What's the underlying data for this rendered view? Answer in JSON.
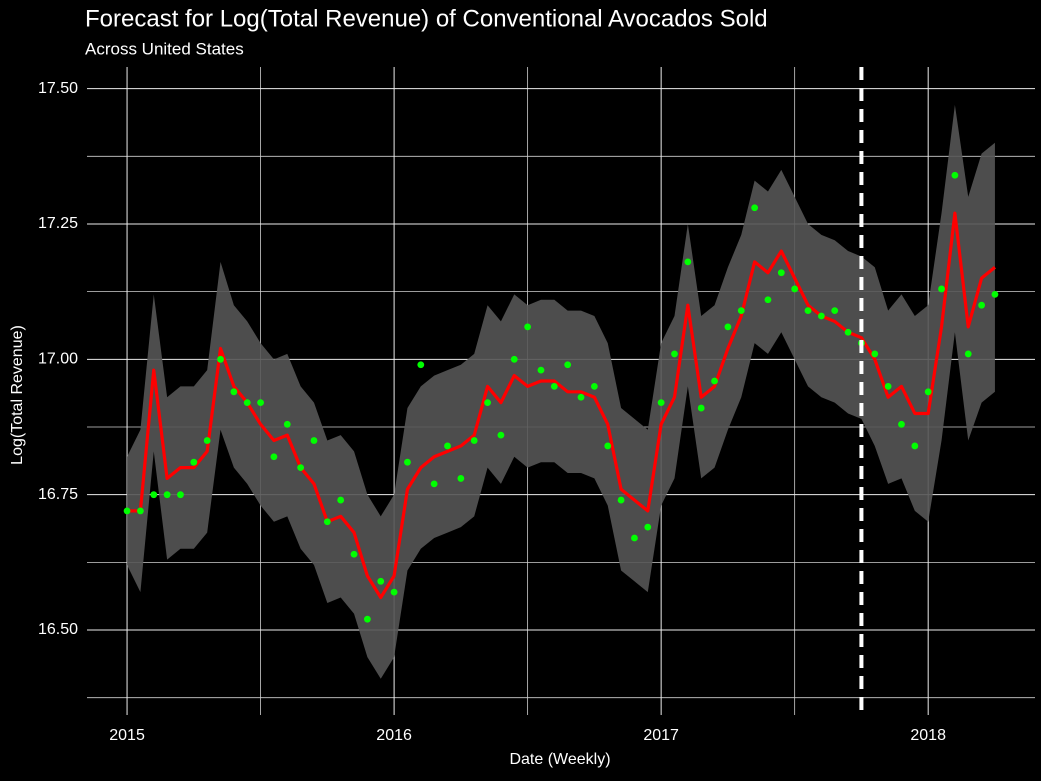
{
  "chart_data": {
    "type": "forecast",
    "title": "Forecast for Log(Total Revenue) of Conventional Avocados Sold",
    "subtitle": "Across United States",
    "x_label": "Date (Weekly)",
    "y_label": "Log(Total Revenue)",
    "xlim": [
      2014.85,
      2018.4
    ],
    "ylim": [
      16.343,
      17.54
    ],
    "xticks": [
      2015,
      2016,
      2017,
      2018
    ],
    "yticks": [
      {
        "value": 16.5,
        "label": "16.50"
      },
      {
        "value": 16.75,
        "label": "16.75"
      },
      {
        "value": 17.0,
        "label": "17.00"
      },
      {
        "value": 17.25,
        "label": "17.25"
      },
      {
        "value": 17.5,
        "label": "17.50"
      }
    ],
    "x_minor_grid": [
      2015.5,
      2016.5,
      2017.5
    ],
    "y_minor_grid": [
      16.375,
      16.625,
      16.875,
      17.125,
      17.375
    ],
    "grid": true,
    "forecast_start": 2017.75,
    "x": [
      2015.0,
      2015.05,
      2015.1,
      2015.15,
      2015.2,
      2015.25,
      2015.3,
      2015.35,
      2015.4,
      2015.45,
      2015.5,
      2015.55,
      2015.6,
      2015.65,
      2015.7,
      2015.75,
      2015.8,
      2015.85,
      2015.9,
      2015.95,
      2016.0,
      2016.05,
      2016.1,
      2016.15,
      2016.2,
      2016.25,
      2016.3,
      2016.35,
      2016.4,
      2016.45,
      2016.5,
      2016.55,
      2016.6,
      2016.65,
      2016.7,
      2016.75,
      2016.8,
      2016.85,
      2016.9,
      2016.95,
      2017.0,
      2017.05,
      2017.1,
      2017.15,
      2017.2,
      2017.25,
      2017.3,
      2017.35,
      2017.4,
      2017.45,
      2017.5,
      2017.55,
      2017.6,
      2017.65,
      2017.7,
      2017.75,
      2017.8,
      2017.85,
      2017.9,
      2017.95,
      2018.0,
      2018.05,
      2018.1,
      2018.15,
      2018.2,
      2018.25
    ],
    "band": {
      "color": "#555555",
      "lower": [
        16.62,
        16.57,
        16.83,
        16.63,
        16.65,
        16.65,
        16.68,
        16.87,
        16.8,
        16.77,
        16.73,
        16.7,
        16.71,
        16.65,
        16.62,
        16.55,
        16.56,
        16.53,
        16.45,
        16.41,
        16.45,
        16.61,
        16.65,
        16.67,
        16.68,
        16.69,
        16.71,
        16.8,
        16.77,
        16.82,
        16.8,
        16.81,
        16.81,
        16.79,
        16.79,
        16.78,
        16.73,
        16.61,
        16.59,
        16.57,
        16.73,
        16.78,
        16.95,
        16.78,
        16.8,
        16.87,
        16.93,
        17.03,
        17.01,
        17.05,
        17.0,
        16.95,
        16.93,
        16.92,
        16.9,
        16.89,
        16.84,
        16.77,
        16.78,
        16.72,
        16.7,
        16.85,
        17.05,
        16.85,
        16.92,
        16.94
      ],
      "upper": [
        16.82,
        16.87,
        17.12,
        16.93,
        16.95,
        16.95,
        16.98,
        17.18,
        17.1,
        17.07,
        17.03,
        17.0,
        17.01,
        16.95,
        16.92,
        16.85,
        16.86,
        16.83,
        16.75,
        16.71,
        16.75,
        16.91,
        16.95,
        16.97,
        16.98,
        16.99,
        17.01,
        17.1,
        17.07,
        17.12,
        17.1,
        17.11,
        17.11,
        17.09,
        17.09,
        17.08,
        17.03,
        16.91,
        16.89,
        16.87,
        17.03,
        17.08,
        17.25,
        17.08,
        17.1,
        17.17,
        17.23,
        17.33,
        17.31,
        17.35,
        17.3,
        17.25,
        17.23,
        17.22,
        17.2,
        17.19,
        17.17,
        17.09,
        17.12,
        17.08,
        17.1,
        17.27,
        17.47,
        17.3,
        17.38,
        17.4
      ]
    },
    "fitted": {
      "color": "#ff0000",
      "values": [
        16.72,
        16.72,
        16.98,
        16.78,
        16.8,
        16.8,
        16.83,
        17.02,
        16.95,
        16.92,
        16.88,
        16.85,
        16.86,
        16.8,
        16.77,
        16.7,
        16.71,
        16.68,
        16.6,
        16.56,
        16.6,
        16.76,
        16.8,
        16.82,
        16.83,
        16.84,
        16.86,
        16.95,
        16.92,
        16.97,
        16.95,
        16.96,
        16.96,
        16.94,
        16.94,
        16.93,
        16.88,
        16.76,
        16.74,
        16.72,
        16.88,
        16.93,
        17.1,
        16.93,
        16.95,
        17.02,
        17.08,
        17.18,
        17.16,
        17.2,
        17.15,
        17.1,
        17.08,
        17.07,
        17.05,
        17.04,
        17.0,
        16.93,
        16.95,
        16.9,
        16.9,
        17.06,
        17.27,
        17.06,
        17.15,
        17.17
      ]
    },
    "actual": {
      "color": "#00ff00",
      "values": [
        16.72,
        16.72,
        16.75,
        16.75,
        16.75,
        16.81,
        16.85,
        17.0,
        16.94,
        16.92,
        16.92,
        16.82,
        16.88,
        16.8,
        16.85,
        16.7,
        16.74,
        16.64,
        16.52,
        16.59,
        16.57,
        16.81,
        16.99,
        16.77,
        16.84,
        16.78,
        16.85,
        16.92,
        16.86,
        17.0,
        17.06,
        16.98,
        16.95,
        16.99,
        16.93,
        16.95,
        16.84,
        16.74,
        16.67,
        16.69,
        16.92,
        17.01,
        17.18,
        16.91,
        16.96,
        17.06,
        17.09,
        17.28,
        17.11,
        17.16,
        17.13,
        17.09,
        17.08,
        17.09,
        17.05,
        17.03,
        17.01,
        16.95,
        16.88,
        16.84,
        16.94,
        17.13,
        17.34,
        17.01,
        17.1,
        17.12
      ]
    }
  }
}
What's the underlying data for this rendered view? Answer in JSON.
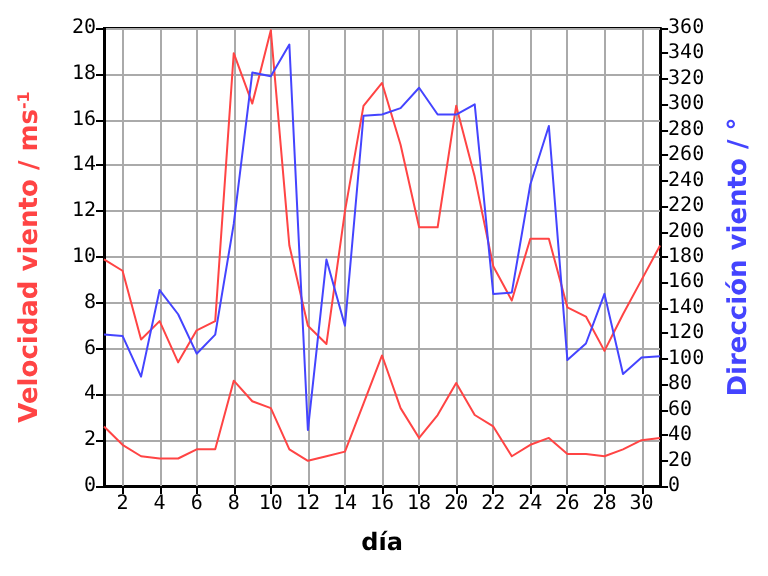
{
  "chart_data": {
    "type": "line",
    "xlabel": "día",
    "ylabel": "Velocidad viento / ms$^{-1}$",
    "y2label": "Dirección viento / °",
    "x": [
      1,
      2,
      3,
      4,
      5,
      6,
      7,
      8,
      9,
      10,
      11,
      12,
      13,
      14,
      15,
      16,
      17,
      18,
      19,
      20,
      21,
      22,
      23,
      24,
      25,
      26,
      27,
      28,
      29,
      30,
      31
    ],
    "series": [
      {
        "color": "#ff4444",
        "values": [
          9.9,
          9.4,
          6.4,
          7.2,
          5.4,
          6.8,
          7.2,
          18.9,
          16.7,
          19.9,
          10.5,
          7.0,
          6.2,
          12.0,
          16.6,
          17.6,
          14.9,
          11.3,
          11.3,
          16.6,
          13.5,
          9.6,
          8.1,
          10.8,
          10.8,
          7.8,
          7.4,
          5.9,
          7.5,
          9.0,
          10.5
        ]
      },
      {
        "color": "#ff4444",
        "values": [
          2.6,
          1.8,
          1.3,
          1.2,
          1.2,
          1.6,
          1.6,
          4.6,
          3.7,
          3.4,
          1.6,
          1.1,
          1.3,
          1.5,
          3.6,
          5.7,
          3.4,
          2.1,
          3.1,
          4.5,
          3.1,
          2.6,
          1.3,
          1.8,
          2.1,
          1.4,
          1.4,
          1.3,
          1.6,
          2.0,
          2.1
        ]
      },
      {
        "color": "#4444ff",
        "axis": "y2",
        "values": [
          119,
          118,
          86,
          154,
          135,
          104,
          119,
          206,
          325,
          322,
          347,
          44,
          178,
          126,
          291,
          292,
          297,
          313,
          292,
          292,
          300,
          151,
          152,
          237,
          283,
          99,
          112,
          151,
          88,
          101,
          102
        ]
      }
    ],
    "xlim": [
      1,
      31
    ],
    "xticks": [
      2,
      4,
      6,
      8,
      10,
      12,
      14,
      16,
      18,
      20,
      22,
      24,
      26,
      28,
      30
    ],
    "ylim": [
      0,
      20
    ],
    "yticks": [
      0,
      2,
      4,
      6,
      8,
      10,
      12,
      14,
      16,
      18,
      20
    ],
    "y2lim": [
      0,
      360
    ],
    "y2ticks": [
      0,
      20,
      40,
      60,
      80,
      100,
      120,
      140,
      160,
      180,
      200,
      220,
      240,
      260,
      280,
      300,
      320,
      340,
      360
    ],
    "grid": true,
    "marker": "none",
    "line_style": "solid"
  }
}
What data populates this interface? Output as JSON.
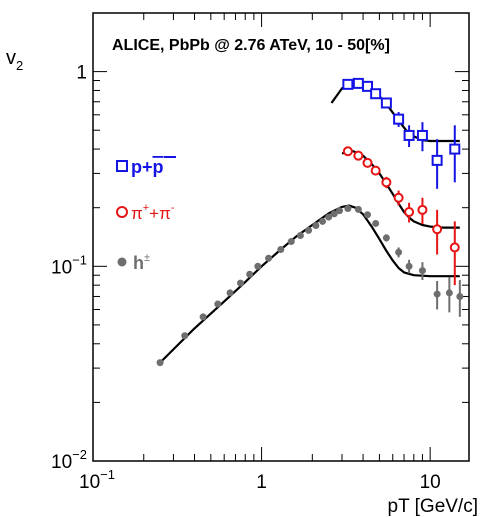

****************

_WHAT THIS TASK INVOLVES_
Look through the records and count each line that holds "color". Write only the total.

_RESULT BELOW_
6